■ WHAT TO WORK ON:
Below are the records; collect from them each line containing the string "default".

■ INPUT FOR THIS TASK:
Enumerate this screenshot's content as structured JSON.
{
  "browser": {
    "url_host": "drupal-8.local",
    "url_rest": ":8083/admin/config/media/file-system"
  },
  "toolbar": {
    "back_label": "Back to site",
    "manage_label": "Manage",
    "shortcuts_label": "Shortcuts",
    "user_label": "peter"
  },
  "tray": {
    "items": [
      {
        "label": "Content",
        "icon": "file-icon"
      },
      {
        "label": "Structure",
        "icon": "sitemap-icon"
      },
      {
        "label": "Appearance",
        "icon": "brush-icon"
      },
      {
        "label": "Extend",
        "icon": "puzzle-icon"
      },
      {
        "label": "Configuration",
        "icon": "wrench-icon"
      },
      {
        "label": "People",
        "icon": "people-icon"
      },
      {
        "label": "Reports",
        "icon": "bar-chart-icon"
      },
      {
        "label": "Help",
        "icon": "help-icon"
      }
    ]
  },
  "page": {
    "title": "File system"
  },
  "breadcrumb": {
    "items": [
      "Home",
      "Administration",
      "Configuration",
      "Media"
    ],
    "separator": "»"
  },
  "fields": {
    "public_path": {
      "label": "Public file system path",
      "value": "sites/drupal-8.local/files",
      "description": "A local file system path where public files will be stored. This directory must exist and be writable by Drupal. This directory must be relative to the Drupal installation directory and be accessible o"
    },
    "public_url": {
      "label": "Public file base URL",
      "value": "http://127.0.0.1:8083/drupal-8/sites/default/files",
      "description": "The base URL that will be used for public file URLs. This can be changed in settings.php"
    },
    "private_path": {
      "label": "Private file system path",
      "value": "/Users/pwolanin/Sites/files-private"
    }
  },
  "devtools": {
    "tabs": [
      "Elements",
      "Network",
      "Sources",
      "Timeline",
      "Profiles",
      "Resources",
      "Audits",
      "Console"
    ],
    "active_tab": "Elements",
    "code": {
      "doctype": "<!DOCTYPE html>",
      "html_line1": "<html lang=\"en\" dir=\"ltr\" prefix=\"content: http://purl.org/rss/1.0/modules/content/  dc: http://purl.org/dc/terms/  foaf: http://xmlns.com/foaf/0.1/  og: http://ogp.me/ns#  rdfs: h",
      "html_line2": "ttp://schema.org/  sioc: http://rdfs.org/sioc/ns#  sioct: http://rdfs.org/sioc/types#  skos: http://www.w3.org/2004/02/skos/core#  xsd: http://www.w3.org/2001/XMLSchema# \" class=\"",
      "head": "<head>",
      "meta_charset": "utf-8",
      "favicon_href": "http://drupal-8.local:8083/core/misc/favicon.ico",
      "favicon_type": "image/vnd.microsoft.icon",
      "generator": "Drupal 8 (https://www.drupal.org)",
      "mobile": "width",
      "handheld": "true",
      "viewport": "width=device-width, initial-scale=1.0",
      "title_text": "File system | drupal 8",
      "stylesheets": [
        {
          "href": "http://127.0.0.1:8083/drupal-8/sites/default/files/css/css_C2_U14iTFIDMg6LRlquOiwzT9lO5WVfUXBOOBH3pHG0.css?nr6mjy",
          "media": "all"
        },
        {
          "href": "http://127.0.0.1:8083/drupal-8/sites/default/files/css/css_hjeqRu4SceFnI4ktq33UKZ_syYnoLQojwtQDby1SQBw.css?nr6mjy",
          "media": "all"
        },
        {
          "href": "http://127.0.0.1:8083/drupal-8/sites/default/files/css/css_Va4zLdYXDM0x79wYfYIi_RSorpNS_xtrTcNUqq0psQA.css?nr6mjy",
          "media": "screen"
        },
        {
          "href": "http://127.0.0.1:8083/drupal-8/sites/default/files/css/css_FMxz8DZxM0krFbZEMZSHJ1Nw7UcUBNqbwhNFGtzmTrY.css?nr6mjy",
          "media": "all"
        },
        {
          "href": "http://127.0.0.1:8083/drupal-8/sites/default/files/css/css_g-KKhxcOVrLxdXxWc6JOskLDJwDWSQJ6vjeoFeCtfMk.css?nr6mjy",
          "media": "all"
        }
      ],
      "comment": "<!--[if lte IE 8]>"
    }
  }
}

■ TASK ANSWER:
      "value": "http://127.0.0.1:8083/drupal-8/sites/default/files",
          "href": "http://127.0.0.1:8083/drupal-8/sites/default/files/css/css_C2_U14iTFIDMg6LRlquOiwzT9lO5WVfUXBOOBH3pHG0.css?nr6mjy",
          "href": "http://127.0.0.1:8083/drupal-8/sites/default/files/css/css_hjeqRu4SceFnI4ktq33UKZ_syYnoLQojwtQDby1SQBw.css?nr6mjy",
          "href": "http://127.0.0.1:8083/drupal-8/sites/default/files/css/css_Va4zLdYXDM0x79wYfYIi_RSorpNS_xtrTcNUqq0psQA.css?nr6mjy",
          "href": "http://127.0.0.1:8083/drupal-8/sites/default/files/css/css_FMxz8DZxM0krFbZEMZSHJ1Nw7UcUBNqbwhNFGtzmTrY.css?nr6mjy",
          "href": "http://127.0.0.1:8083/drupal-8/sites/default/files/css/css_g-KKhxcOVrLxdXxWc6JOskLDJwDWSQJ6vjeoFeCtfMk.css?nr6mjy",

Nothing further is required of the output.